__Exercise goal__.
In the lines starting at the one containing "For every button, label, input, icon, or" and ending at the one containing "368, 308, 390]", substitute "y-axis-tick" for "y-tick-mark" and reproduce those lines with everything else unchanged.

__Material provided__.
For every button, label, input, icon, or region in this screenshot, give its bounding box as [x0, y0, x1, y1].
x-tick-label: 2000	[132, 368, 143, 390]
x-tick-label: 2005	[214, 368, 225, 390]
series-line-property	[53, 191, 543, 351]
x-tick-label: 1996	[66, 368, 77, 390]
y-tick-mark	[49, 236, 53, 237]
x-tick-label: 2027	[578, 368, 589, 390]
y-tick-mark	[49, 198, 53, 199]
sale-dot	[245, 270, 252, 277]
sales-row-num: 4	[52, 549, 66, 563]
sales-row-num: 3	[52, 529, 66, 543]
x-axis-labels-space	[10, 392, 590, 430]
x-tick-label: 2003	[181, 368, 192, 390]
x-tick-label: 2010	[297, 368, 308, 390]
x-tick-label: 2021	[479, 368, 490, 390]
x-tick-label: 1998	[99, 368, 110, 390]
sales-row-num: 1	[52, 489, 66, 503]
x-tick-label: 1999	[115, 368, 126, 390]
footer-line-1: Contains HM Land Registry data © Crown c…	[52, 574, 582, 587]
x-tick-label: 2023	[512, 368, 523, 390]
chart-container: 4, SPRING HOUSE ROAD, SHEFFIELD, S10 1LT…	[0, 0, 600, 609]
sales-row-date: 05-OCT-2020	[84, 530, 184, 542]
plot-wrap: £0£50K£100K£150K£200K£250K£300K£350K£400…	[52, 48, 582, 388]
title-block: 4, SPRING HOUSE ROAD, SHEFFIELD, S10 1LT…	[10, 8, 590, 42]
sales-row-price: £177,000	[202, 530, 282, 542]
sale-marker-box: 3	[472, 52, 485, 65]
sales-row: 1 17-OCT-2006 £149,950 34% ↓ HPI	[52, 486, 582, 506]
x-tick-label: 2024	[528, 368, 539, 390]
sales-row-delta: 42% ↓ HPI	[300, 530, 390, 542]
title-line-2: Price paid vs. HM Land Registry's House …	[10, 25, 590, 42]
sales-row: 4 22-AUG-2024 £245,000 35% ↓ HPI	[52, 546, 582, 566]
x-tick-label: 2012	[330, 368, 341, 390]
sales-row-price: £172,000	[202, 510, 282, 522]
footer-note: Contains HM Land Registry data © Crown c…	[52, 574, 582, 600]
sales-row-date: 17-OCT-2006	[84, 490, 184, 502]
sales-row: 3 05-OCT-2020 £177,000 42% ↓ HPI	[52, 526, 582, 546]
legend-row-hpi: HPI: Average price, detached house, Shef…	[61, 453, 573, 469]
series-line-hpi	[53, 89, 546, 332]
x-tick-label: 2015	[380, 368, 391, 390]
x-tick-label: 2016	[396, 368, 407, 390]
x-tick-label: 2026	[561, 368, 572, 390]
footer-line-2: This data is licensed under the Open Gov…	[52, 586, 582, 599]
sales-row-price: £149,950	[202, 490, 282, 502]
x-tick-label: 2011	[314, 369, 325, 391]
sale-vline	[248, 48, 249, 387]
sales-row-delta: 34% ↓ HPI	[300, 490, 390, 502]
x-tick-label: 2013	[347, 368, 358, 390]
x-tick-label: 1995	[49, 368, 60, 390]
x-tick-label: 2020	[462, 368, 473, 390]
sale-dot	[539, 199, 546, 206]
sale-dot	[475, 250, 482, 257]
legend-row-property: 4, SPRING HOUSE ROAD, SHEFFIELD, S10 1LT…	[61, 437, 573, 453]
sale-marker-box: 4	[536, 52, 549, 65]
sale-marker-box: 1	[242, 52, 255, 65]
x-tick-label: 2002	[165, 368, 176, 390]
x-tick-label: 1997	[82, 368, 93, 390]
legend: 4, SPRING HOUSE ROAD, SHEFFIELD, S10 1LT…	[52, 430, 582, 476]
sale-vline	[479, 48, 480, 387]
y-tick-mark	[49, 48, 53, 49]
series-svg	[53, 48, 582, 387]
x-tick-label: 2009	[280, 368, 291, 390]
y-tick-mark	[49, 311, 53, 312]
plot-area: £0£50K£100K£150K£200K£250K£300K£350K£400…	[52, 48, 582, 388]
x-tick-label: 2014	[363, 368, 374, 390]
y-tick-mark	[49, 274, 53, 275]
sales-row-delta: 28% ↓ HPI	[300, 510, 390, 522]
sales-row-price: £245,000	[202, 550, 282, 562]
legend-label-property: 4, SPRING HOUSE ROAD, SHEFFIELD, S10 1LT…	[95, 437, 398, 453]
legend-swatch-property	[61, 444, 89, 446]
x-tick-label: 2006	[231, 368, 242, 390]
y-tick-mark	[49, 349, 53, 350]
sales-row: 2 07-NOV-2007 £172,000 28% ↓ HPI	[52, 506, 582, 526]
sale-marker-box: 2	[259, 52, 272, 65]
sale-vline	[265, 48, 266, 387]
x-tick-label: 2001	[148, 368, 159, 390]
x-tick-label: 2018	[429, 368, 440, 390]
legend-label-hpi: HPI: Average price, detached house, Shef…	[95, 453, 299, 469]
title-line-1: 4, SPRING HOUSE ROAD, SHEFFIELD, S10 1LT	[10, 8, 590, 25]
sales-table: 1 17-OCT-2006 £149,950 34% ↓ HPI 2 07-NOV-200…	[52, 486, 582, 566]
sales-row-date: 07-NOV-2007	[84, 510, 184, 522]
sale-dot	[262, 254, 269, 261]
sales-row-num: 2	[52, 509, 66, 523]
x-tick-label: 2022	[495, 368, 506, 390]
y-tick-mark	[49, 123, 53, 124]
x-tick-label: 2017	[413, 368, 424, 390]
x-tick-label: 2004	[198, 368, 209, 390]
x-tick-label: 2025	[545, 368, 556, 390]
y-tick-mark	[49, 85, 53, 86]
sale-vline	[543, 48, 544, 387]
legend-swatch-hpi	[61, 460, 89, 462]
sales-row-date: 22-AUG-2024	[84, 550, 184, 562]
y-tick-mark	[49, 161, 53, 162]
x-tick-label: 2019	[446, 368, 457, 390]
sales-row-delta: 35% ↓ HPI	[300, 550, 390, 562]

* * *

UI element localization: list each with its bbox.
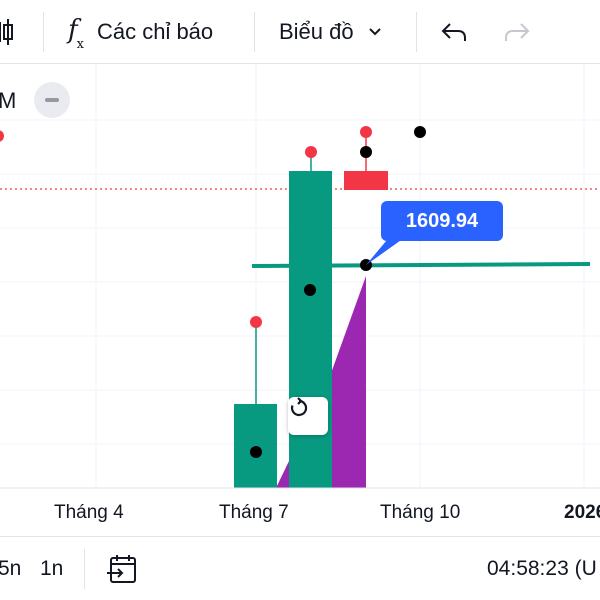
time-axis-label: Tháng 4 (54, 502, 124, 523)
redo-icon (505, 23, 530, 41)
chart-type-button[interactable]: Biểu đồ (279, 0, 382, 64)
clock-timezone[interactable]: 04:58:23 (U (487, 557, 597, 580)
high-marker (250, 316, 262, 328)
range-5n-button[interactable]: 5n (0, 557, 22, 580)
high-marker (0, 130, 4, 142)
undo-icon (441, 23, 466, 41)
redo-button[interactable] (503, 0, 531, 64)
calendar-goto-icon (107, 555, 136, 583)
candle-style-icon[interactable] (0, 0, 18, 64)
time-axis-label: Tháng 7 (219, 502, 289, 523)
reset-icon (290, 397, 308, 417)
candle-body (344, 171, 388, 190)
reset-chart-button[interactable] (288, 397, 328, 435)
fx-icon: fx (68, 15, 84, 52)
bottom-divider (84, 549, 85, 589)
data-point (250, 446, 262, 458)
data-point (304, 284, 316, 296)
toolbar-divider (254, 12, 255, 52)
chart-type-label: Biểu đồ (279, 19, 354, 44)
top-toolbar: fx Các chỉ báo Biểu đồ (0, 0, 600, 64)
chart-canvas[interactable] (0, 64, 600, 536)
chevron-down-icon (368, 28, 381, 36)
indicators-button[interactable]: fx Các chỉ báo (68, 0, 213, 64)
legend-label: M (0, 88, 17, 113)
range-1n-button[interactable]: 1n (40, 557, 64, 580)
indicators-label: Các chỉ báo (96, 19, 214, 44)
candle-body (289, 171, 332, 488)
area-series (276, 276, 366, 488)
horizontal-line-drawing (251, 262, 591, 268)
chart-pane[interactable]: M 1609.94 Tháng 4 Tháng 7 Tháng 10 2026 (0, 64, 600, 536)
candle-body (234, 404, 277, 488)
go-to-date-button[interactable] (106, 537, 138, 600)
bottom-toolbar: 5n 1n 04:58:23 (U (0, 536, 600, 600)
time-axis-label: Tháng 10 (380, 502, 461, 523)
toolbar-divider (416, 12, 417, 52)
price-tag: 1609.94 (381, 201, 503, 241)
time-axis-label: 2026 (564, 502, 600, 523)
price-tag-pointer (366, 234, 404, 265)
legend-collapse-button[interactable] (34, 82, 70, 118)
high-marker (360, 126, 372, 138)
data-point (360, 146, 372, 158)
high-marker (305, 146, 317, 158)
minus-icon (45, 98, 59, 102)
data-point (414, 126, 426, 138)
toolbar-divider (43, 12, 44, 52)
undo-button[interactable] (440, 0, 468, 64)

__Reply to the task__.
For every button, label, input, icon, or region in this screenshot, give its bounding box as [x0, y0, x1, y1].
x-tick-label: 2000	[132, 368, 143, 390]
x-tick-label: 2005	[214, 368, 225, 390]
series-line-property	[53, 191, 543, 351]
x-tick-label: 1996	[66, 368, 77, 390]
y-axis-tick	[49, 236, 53, 237]
x-tick-label: 2027	[578, 368, 589, 390]
y-axis-tick	[49, 198, 53, 199]
sale-dot	[245, 270, 252, 277]
sales-row-num: 4	[52, 549, 66, 563]
sales-row-num: 3	[52, 529, 66, 543]
x-axis-labels-space	[10, 392, 590, 430]
x-tick-label: 2003	[181, 368, 192, 390]
x-tick-label: 2010	[297, 368, 308, 390]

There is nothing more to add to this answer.